*The problem*
Take each line that has the word "对这种做法的评论应该是" and return it.

Collection entries
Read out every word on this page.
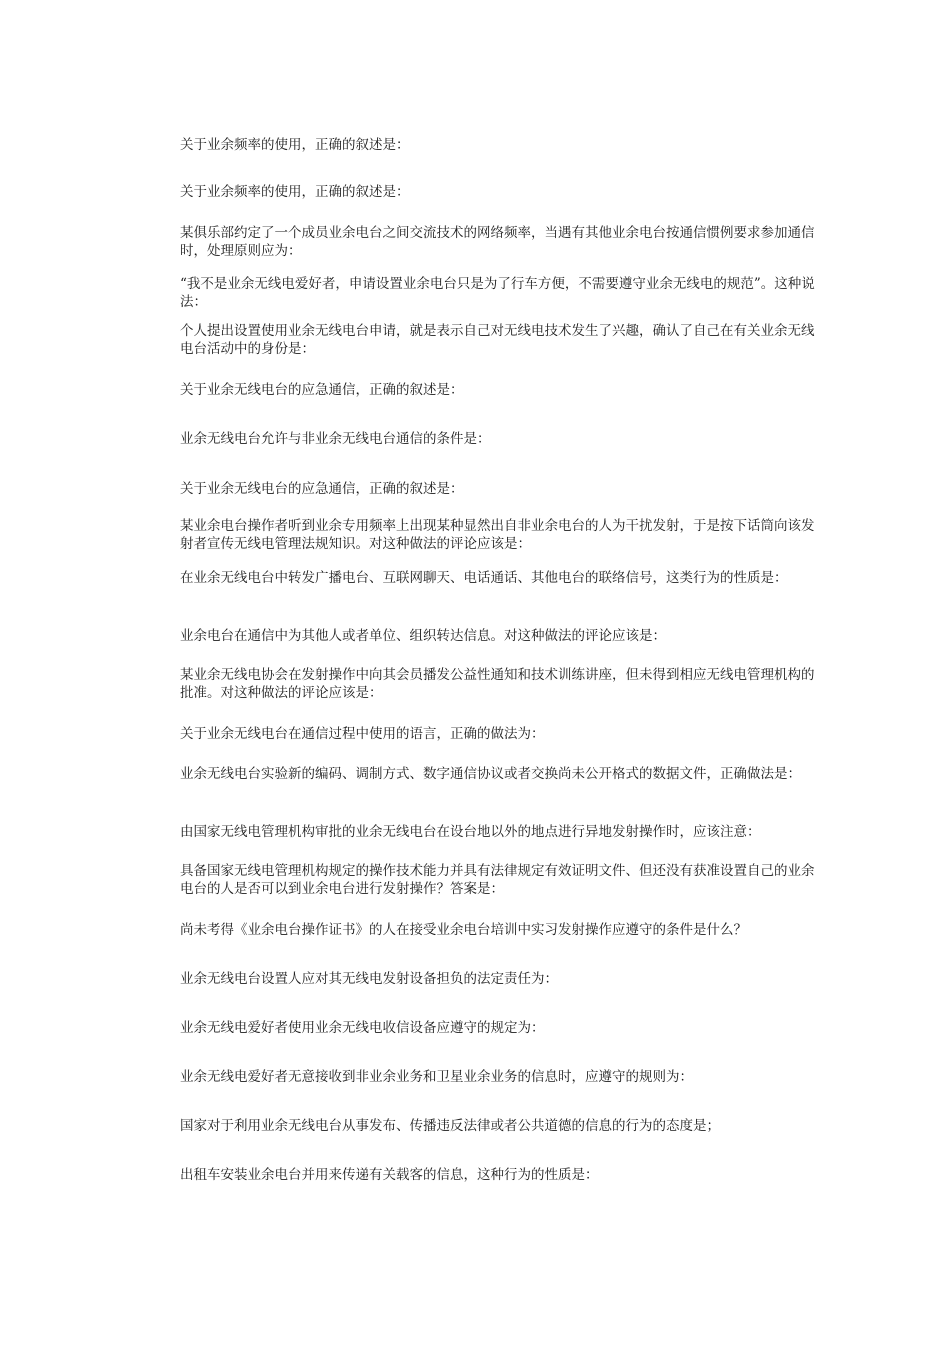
关于业余频率的使用，正确的叙述是：

关于业余频率的使用，正确的叙述是：

某俱乐部约定了一个成员业余电台之间交流技术的网络频率，当遇有其他业余电台按通信惯例要求参加通信时，处理原则应为：

“我不是业余无线电爱好者，申请设置业余电台只是为了行车方便，不需要遵守业余无线电的规范”。这种说法：

个人提出设置使用业余无线电台申请，就是表示自己对无线电技术发生了兴趣，确认了自己在有关业余无线电台活动中的身份是：

关于业余无线电台的应急通信，正确的叙述是：

业余无线电台允许与非业余无线电台通信的条件是：

关于业余无线电台的应急通信，正确的叙述是：

某业余电台操作者听到业余专用频率上出现某种显然出自非业余电台的人为干扰发射，于是按下话筒向该发射者宣传无线电管理法规知识。对这种做法的评论应该是：

在业余无线电台中转发广播电台、互联网聊天、电话通话、其他电台的联络信号，这类行为的性质是：

业余电台在通信中为其他人或者单位、组织转达信息。对这种做法的评论应该是：

某业余无线电协会在发射操作中向其会员播发公益性通知和技术训练讲座，但未得到相应无线电管理机构的批准。对这种做法的评论应该是：

关于业余无线电台在通信过程中使用的语言，正确的做法为：

业余无线电台实验新的编码、调制方式、数字通信协议或者交换尚未公开格式的数据文件，正确做法是：

由国家无线电管理机构审批的业余无线电台在设台地以外的地点进行异地发射操作时，应该注意：

具备国家无线电管理机构规定的操作技术能力并具有法律规定有效证明文件、但还没有获准设置自己的业余电台的人是否可以到业余电台进行发射操作？答案是：

尚未考得《业余电台操作证书》的人在接受业余电台培训中实习发射操作应遵守的条件是什么？

业余无线电台设置人应对其无线电发射设备担负的法定责任为：

业余无线电爱好者使用业余无线电收信设备应遵守的规定为：

业余无线电爱好者无意接收到非业余业务和卫星业余业务的信息时，应遵守的规则为：

国家对于利用业余无线电台从事发布、传播违反法律或者公共道德的信息的行为的态度是；

出租车安装业余电台并用来传递有关载客的信息，这种行为的性质是：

*Solution to this task*
某业余电台操作者听到业余专用频率上出现某种显然出自非业余电台的人为干扰发射，于是按下话筒向该发射者宣传无线电管理法规知识。对这种做法的评论应该是：
业余电台在通信中为其他人或者单位、组织转达信息。对这种做法的评论应该是：
某业余无线电协会在发射操作中向其会员播发公益性通知和技术训练讲座，但未得到相应无线电管理机构的批准。对这种做法的评论应该是：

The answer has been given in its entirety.